Repeat the material in full. Keep every line exactly as it is.

(Stored data)
● ● ● ● ● ● ●
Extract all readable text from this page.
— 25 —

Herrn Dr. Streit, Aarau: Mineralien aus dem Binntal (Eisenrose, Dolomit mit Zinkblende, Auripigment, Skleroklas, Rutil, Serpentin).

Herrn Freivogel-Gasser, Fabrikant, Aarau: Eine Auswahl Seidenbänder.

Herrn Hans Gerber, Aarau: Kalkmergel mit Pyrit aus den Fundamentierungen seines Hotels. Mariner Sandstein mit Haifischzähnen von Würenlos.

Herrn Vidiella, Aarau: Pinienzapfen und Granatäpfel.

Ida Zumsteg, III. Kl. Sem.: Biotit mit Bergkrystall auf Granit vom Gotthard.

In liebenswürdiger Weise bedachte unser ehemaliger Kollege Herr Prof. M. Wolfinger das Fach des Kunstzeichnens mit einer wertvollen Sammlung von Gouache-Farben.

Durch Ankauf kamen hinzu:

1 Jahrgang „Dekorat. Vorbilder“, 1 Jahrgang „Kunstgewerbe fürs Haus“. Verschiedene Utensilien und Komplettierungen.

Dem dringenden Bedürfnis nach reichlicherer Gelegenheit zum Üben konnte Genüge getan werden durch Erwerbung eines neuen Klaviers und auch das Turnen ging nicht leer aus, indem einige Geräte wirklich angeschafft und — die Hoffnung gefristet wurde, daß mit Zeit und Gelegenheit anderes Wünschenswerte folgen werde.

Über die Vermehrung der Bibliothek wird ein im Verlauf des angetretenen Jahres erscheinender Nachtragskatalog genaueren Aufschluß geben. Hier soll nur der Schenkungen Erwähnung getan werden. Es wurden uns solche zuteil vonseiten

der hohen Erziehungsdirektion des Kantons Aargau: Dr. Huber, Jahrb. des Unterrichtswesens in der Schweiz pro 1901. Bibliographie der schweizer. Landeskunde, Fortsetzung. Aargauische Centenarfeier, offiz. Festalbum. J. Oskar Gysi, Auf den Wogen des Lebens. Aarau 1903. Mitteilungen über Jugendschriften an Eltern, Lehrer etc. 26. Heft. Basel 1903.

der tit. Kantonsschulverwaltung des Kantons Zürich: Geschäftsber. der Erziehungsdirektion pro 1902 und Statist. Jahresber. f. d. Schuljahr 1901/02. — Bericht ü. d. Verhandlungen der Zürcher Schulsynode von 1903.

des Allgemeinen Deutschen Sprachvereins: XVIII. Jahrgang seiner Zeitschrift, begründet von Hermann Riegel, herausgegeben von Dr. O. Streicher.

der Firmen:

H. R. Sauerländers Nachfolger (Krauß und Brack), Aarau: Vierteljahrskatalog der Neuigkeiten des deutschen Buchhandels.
● ● ● ● ● ● ●
Finished task:
Extract all readable text from this page.
— 25 —

Herrn Dr. Streit, Aarau: Mineralien aus dem Binntal (Eisenrose, Dolomit mit Zinkblende, Auripigment, Skleroklas, Rutil, Serpentin).

Herrn Freivogel-Gasser, Fabrikant, Aarau: Eine Auswahl Seidenbänder.

Herrn Hans Gerber, Aarau: Kalkmergel mit Pyrit aus den Fundamentierungen seines Hotels. Mariner Sandstein mit Haifischzähnen von Würenlos.

Herrn Vidiella, Aarau: Pinienzapfen und Granatäpfel.

Ida Zumsteg, III. Kl. Sem.: Biotit mit Bergkrystall auf Granit vom Gotthard.

In liebenswürdiger Weise bedachte unser ehemaliger Kollege Herr Prof. M. Wolfinger das Fach des Kunstzeichnens mit einer wertvollen Sammlung von Gouache-Farben.

Durch Ankauf kamen hinzu:

1 Jahrgang „Dekorat. Vorbilder“, 1 Jahrgang „Kunstgewerbe fürs Haus“. Verschiedene Utensilien und Komplettierungen.

Dem dringenden Bedürfnis nach reichlicherer Gelegenheit zum Üben konnte Genüge getan werden durch Erwerbung eines neuen Klaviers und auch das Turnen ging nicht leer aus, indem einige Geräte wirklich angeschafft und — die Hoffnung gefristet wurde, daß mit Zeit und Gelegenheit anderes Wünschenswerte folgen werde.

Über die Vermehrung der Bibliothek wird ein im Verlauf des angetretenen Jahres erscheinender Nachtragskatalog genaueren Aufschluß geben. Hier soll nur der Schenkungen Erwähnung getan werden. Es wurden uns solche zuteil vonseiten

der hohen Erziehungsdirektion des Kantons Aargau: Dr. Huber, Jahrb. des Unterrichtswesens in der Schweiz pro 1901. Bibliographie der schweizer. Landeskunde, Fortsetzung. Aargauische Centenarfeier, offiz. Festalbum. J. Oskar Gysi, Auf den Wogen des Lebens. Aarau 1903. Mitteilungen über Jugendschriften an Eltern, Lehrer etc. 26. Heft. Basel 1903.

der tit. Kantonsschulverwaltung des Kantons Zürich: Geschäftsber. der Erziehungsdirektion pro 1902 und Statist. Jahresber. f. d. Schuljahr 1901/02. — Bericht ü. d. Verhandlungen der Zürcher Schulsynode von 1903.

des Allgemeinen Deutschen Sprachvereins: XVIII. Jahrgang seiner Zeitschrift, begründet von Hermann Riegel, herausgegeben von Dr. O. Streicher.

der Firmen:

H. R. Sauerländers Nachfolger (Krauß und Brack), Aarau: Vierteljahrskatalog der Neuigkeiten des deutschen Buchhandels.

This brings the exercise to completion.